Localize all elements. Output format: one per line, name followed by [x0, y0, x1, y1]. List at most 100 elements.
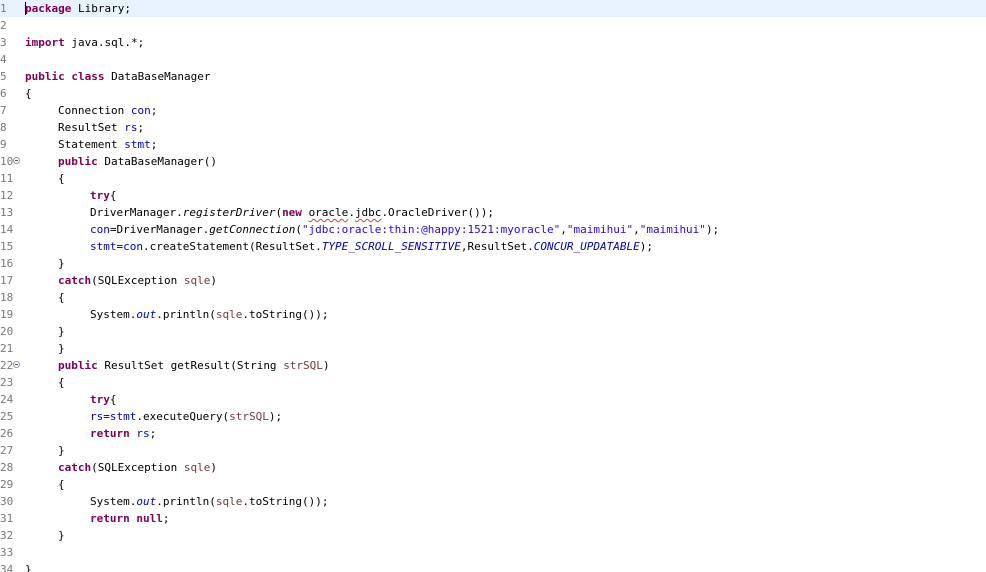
code-text[interactable]: }	[58, 323, 65, 340]
code-text[interactable]: public ResultSet getResult(String strSQL…	[58, 357, 330, 374]
code-line[interactable]: 6 {	[0, 85, 986, 102]
line-number: 25	[0, 410, 14, 423]
code-text[interactable]: public DataBaseManager()	[58, 153, 217, 170]
code-line[interactable]: 15 stmt=con.createStatement(ResultSet.TY…	[0, 238, 986, 255]
code-text[interactable]: Statement stmt;	[58, 136, 157, 153]
code-line[interactable]: 2	[0, 17, 986, 34]
code-text[interactable]: }	[25, 561, 32, 572]
code-line[interactable]: 20 }	[0, 323, 986, 340]
code-token: {	[58, 291, 65, 304]
code-token: System.	[90, 495, 137, 508]
code-line[interactable]: 29 {	[0, 476, 986, 493]
code-line[interactable]: 28 catch(SQLException sqle)	[0, 459, 986, 476]
code-line[interactable]: 3 import java.sql.*;	[0, 34, 986, 51]
code-line[interactable]: 12 try{	[0, 187, 986, 204]
code-line[interactable]: 23 {	[0, 374, 986, 391]
code-text[interactable]: }	[58, 340, 65, 357]
code-text[interactable]: {	[58, 289, 65, 306]
code-token: {	[25, 87, 32, 100]
code-line[interactable]: 14 con=DriverManager.getConnection("jdbc…	[0, 221, 986, 238]
code-text[interactable]: ResultSet rs;	[58, 119, 144, 136]
code-line[interactable]: 30 System.out.println(sqle.toString());	[0, 493, 986, 510]
code-line[interactable]: 22 public ResultSet getResult(String str…	[0, 357, 986, 374]
code-line[interactable]: 5 public class DataBaseManager	[0, 68, 986, 85]
code-text[interactable]: try{	[90, 187, 117, 204]
line-number: 27	[0, 444, 14, 457]
code-text[interactable]: }	[58, 442, 65, 459]
line-number: 13	[0, 206, 14, 219]
code-token: }	[25, 563, 32, 572]
code-text[interactable]: DriverManager.registerDriver(new oracle.…	[90, 204, 494, 221]
code-text[interactable]: stmt=con.createStatement(ResultSet.TYPE_…	[90, 238, 653, 255]
code-line[interactable]: 1 package Library;	[0, 0, 986, 17]
code-line[interactable]: 4	[0, 51, 986, 68]
code-text[interactable]: public class DataBaseManager	[25, 68, 210, 85]
code-token: .OracleDriver());	[381, 206, 495, 219]
code-line[interactable]: 16 }	[0, 255, 986, 272]
code-text[interactable]: catch(SQLException sqle)	[58, 272, 217, 289]
code-text[interactable]: catch(SQLException sqle)	[58, 459, 217, 476]
code-line[interactable]: 33	[0, 544, 986, 561]
line-number: 12	[0, 189, 14, 202]
code-text[interactable]: Connection con;	[58, 102, 157, 119]
code-line[interactable]: 34 }	[0, 561, 986, 572]
code-line[interactable]: 25 rs=stmt.executeQuery(strSQL);	[0, 408, 986, 425]
code-line[interactable]: 13 DriverManager.registerDriver(new orac…	[0, 204, 986, 221]
code-text[interactable]: {	[58, 374, 65, 391]
collapse-fold-icon[interactable]	[13, 361, 20, 368]
code-token: {	[58, 376, 65, 389]
code-line[interactable]: 11 {	[0, 170, 986, 187]
keyword: return	[90, 427, 130, 440]
code-text[interactable]: rs=stmt.executeQuery(strSQL);	[90, 408, 282, 425]
code-text[interactable]: {	[58, 476, 65, 493]
code-line[interactable]: 18 {	[0, 289, 986, 306]
local-variable-token: sqle	[215, 308, 243, 321]
code-text[interactable]: {	[58, 170, 65, 187]
code-line[interactable]: 7 Connection con;	[0, 102, 986, 119]
code-line[interactable]: 21 }	[0, 340, 986, 357]
code-text[interactable]: }	[58, 527, 65, 544]
field-token: con	[123, 240, 143, 253]
line-number: 6	[0, 87, 7, 100]
line-number: 30	[0, 495, 14, 508]
code-text[interactable]: }	[58, 255, 65, 272]
code-line[interactable]: 19 System.out.println(sqle.toString());	[0, 306, 986, 323]
code-token: ,	[633, 223, 640, 236]
code-text[interactable]: {	[25, 85, 32, 102]
code-text[interactable]: System.out.println(sqle.toString());	[90, 493, 328, 510]
code-line[interactable]: 24 try{	[0, 391, 986, 408]
code-token: DataBaseManager	[104, 70, 211, 83]
code-line[interactable]: 10 public DataBaseManager()	[0, 153, 986, 170]
line-number: 5	[0, 70, 7, 83]
code-text[interactable]: try{	[90, 391, 117, 408]
code-token: Connection	[58, 104, 131, 117]
code-text[interactable]: package Library;	[25, 0, 131, 17]
field-token: stmt	[109, 410, 137, 423]
code-line[interactable]: 31 return null;	[0, 510, 986, 527]
static-method-token: registerDriver	[182, 206, 276, 219]
local-variable-token: strSQL	[283, 359, 323, 372]
code-text[interactable]: return rs;	[90, 425, 156, 442]
local-variable-token: strSQL	[229, 410, 269, 423]
code-line[interactable]: 9 Statement stmt;	[0, 136, 986, 153]
line-number: 3	[0, 36, 7, 49]
code-token: Library;	[71, 2, 131, 15]
code-line[interactable]: 27 }	[0, 442, 986, 459]
code-text[interactable]: return null;	[90, 510, 170, 527]
code-text[interactable]: con=DriverManager.getConnection("jdbc:or…	[90, 221, 719, 238]
code-line[interactable]: 32 }	[0, 527, 986, 544]
line-number: 4	[0, 53, 7, 66]
line-number: 18	[0, 291, 14, 304]
keyword: catch	[58, 274, 92, 287]
code-line[interactable]: 26 return rs;	[0, 425, 986, 442]
code-line[interactable]: 17 catch(SQLException sqle)	[0, 272, 986, 289]
code-editor[interactable]: 1 package Library; 2 3 import java.sql.*…	[0, 0, 986, 572]
code-token: }	[58, 257, 65, 270]
code-text[interactable]: import java.sql.*;	[25, 34, 144, 51]
collapse-fold-icon[interactable]	[13, 157, 20, 164]
code-text[interactable]: System.out.println(sqle.toString());	[90, 306, 328, 323]
code-token: }	[58, 325, 65, 338]
field-token: con	[90, 223, 110, 236]
code-line[interactable]: 8 ResultSet rs;	[0, 119, 986, 136]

▬▬▬▬▬▬

> _What you should do_:
Quote the material above word for word, keeping every line in its original order. Leave out the picture.

> _Solution for this task_:
Localize all elements. Output format: one per line, name followed by [x0, y0, x1, y1]. List at most 100 elements.
code-text[interactable]: }	[58, 323, 65, 340]
code-text[interactable]: public ResultSet getResult(String strSQL…	[58, 357, 330, 374]
code-line[interactable]: 6 {	[0, 85, 986, 102]
line-number: 25	[0, 410, 14, 423]
code-text[interactable]: public DataBaseManager()	[58, 153, 217, 170]
code-line[interactable]: 15 stmt=con.createStatement(ResultSet.TY…	[0, 238, 986, 255]
code-text[interactable]: Statement stmt;	[58, 136, 157, 153]
code-line[interactable]: 2	[0, 17, 986, 34]
code-text[interactable]: }	[25, 561, 32, 572]
code-line[interactable]: 20 }	[0, 323, 986, 340]
code-token: {	[58, 291, 65, 304]
code-token: System.	[90, 495, 137, 508]
code-line[interactable]: 29 {	[0, 476, 986, 493]
code-line[interactable]: 28 catch(SQLException sqle)	[0, 459, 986, 476]
code-line[interactable]: 3 import java.sql.*;	[0, 34, 986, 51]
code-line[interactable]: 12 try{	[0, 187, 986, 204]
code-line[interactable]: 23 {	[0, 374, 986, 391]
code-text[interactable]: }	[58, 340, 65, 357]
code-text[interactable]: {	[58, 289, 65, 306]
code-token: {	[25, 87, 32, 100]
code-line[interactable]: 14 con=DriverManager.getConnection("jdbc…	[0, 221, 986, 238]
code-text[interactable]: ResultSet rs;	[58, 119, 144, 136]
code-line[interactable]: 30 System.out.println(sqle.toString());	[0, 493, 986, 510]
code-line[interactable]: 22 public ResultSet getResult(String str…	[0, 357, 986, 374]
code-line[interactable]: 5 public class DataBaseManager	[0, 68, 986, 85]
code-text[interactable]: try{	[90, 187, 117, 204]
line-number: 27	[0, 444, 14, 457]
code-text[interactable]: }	[58, 442, 65, 459]
line-number: 13	[0, 206, 14, 219]
code-token: }	[25, 563, 32, 572]
code-text[interactable]: DriverManager.registerDriver(new oracle.…	[90, 204, 494, 221]
code-text[interactable]: stmt=con.createStatement(ResultSet.TYPE_…	[90, 238, 653, 255]
code-line[interactable]: 1 package Library;	[0, 0, 986, 17]
code-line[interactable]: 4	[0, 51, 986, 68]
code-text[interactable]: public class DataBaseManager	[25, 68, 210, 85]
code-token: .OracleDriver());	[381, 206, 495, 219]
code-line[interactable]: 16 }	[0, 255, 986, 272]
code-text[interactable]: catch(SQLException sqle)	[58, 272, 217, 289]
code-text[interactable]: catch(SQLException sqle)	[58, 459, 217, 476]
code-line[interactable]: 33	[0, 544, 986, 561]
line-number: 12	[0, 189, 14, 202]
code-text[interactable]: Connection con;	[58, 102, 157, 119]
code-line[interactable]: 34 }	[0, 561, 986, 572]
code-line[interactable]: 25 rs=stmt.executeQuery(strSQL);	[0, 408, 986, 425]
code-line[interactable]: 13 DriverManager.registerDriver(new orac…	[0, 204, 986, 221]
code-text[interactable]: {	[58, 374, 65, 391]
collapse-fold-icon[interactable]	[13, 361, 20, 368]
code-token: {	[58, 376, 65, 389]
code-line[interactable]: 11 {	[0, 170, 986, 187]
keyword: return	[90, 427, 130, 440]
code-text[interactable]: rs=stmt.executeQuery(strSQL);	[90, 408, 282, 425]
code-text[interactable]: {	[58, 476, 65, 493]
code-line[interactable]: 18 {	[0, 289, 986, 306]
local-variable-token: sqle	[215, 308, 243, 321]
code-text[interactable]: {	[58, 170, 65, 187]
code-line[interactable]: 7 Connection con;	[0, 102, 986, 119]
code-line[interactable]: 21 }	[0, 340, 986, 357]
code-text[interactable]: }	[58, 527, 65, 544]
field-token: con	[123, 240, 143, 253]
line-number: 6	[0, 87, 7, 100]
line-number: 30	[0, 495, 14, 508]
code-text[interactable]: }	[58, 255, 65, 272]
code-line[interactable]: 19 System.out.println(sqle.toString());	[0, 306, 986, 323]
code-token: ,	[633, 223, 640, 236]
code-text[interactable]: {	[25, 85, 32, 102]
code-text[interactable]: System.out.println(sqle.toString());	[90, 493, 328, 510]
code-line[interactable]: 24 try{	[0, 391, 986, 408]
code-token: DataBaseManager	[104, 70, 211, 83]
code-line[interactable]: 10 public DataBaseManager()	[0, 153, 986, 170]
line-number: 5	[0, 70, 7, 83]
code-text[interactable]: try{	[90, 391, 117, 408]
code-token: Connection	[58, 104, 131, 117]
code-text[interactable]: package Library;	[25, 0, 131, 17]
field-token: stmt	[109, 410, 137, 423]
code-line[interactable]: 31 return null;	[0, 510, 986, 527]
static-method-token: registerDriver	[182, 206, 276, 219]
local-variable-token: strSQL	[283, 359, 323, 372]
code-text[interactable]: return rs;	[90, 425, 156, 442]
local-variable-token: strSQL	[229, 410, 269, 423]
code-line[interactable]: 9 Statement stmt;	[0, 136, 986, 153]
line-number: 3	[0, 36, 7, 49]
code-token: Library;	[71, 2, 131, 15]
code-line[interactable]: 27 }	[0, 442, 986, 459]
code-text[interactable]: return null;	[90, 510, 170, 527]
code-text[interactable]: con=DriverManager.getConnection("jdbc:or…	[90, 221, 719, 238]
code-line[interactable]: 32 }	[0, 527, 986, 544]
line-number: 4	[0, 53, 7, 66]
line-number: 18	[0, 291, 14, 304]
keyword: catch	[58, 274, 92, 287]
code-line[interactable]: 26 return rs;	[0, 425, 986, 442]
code-line[interactable]: 17 catch(SQLException sqle)	[0, 272, 986, 289]
code-editor[interactable]: 1 package Library; 2 3 import java.sql.*…	[0, 0, 986, 572]
code-token: }	[58, 257, 65, 270]
code-text[interactable]: import java.sql.*;	[25, 34, 144, 51]
collapse-fold-icon[interactable]	[13, 157, 20, 164]
code-text[interactable]: System.out.println(sqle.toString());	[90, 306, 328, 323]
code-token: }	[58, 325, 65, 338]
field-token: con	[90, 223, 110, 236]
code-line[interactable]: 8 ResultSet rs;	[0, 119, 986, 136]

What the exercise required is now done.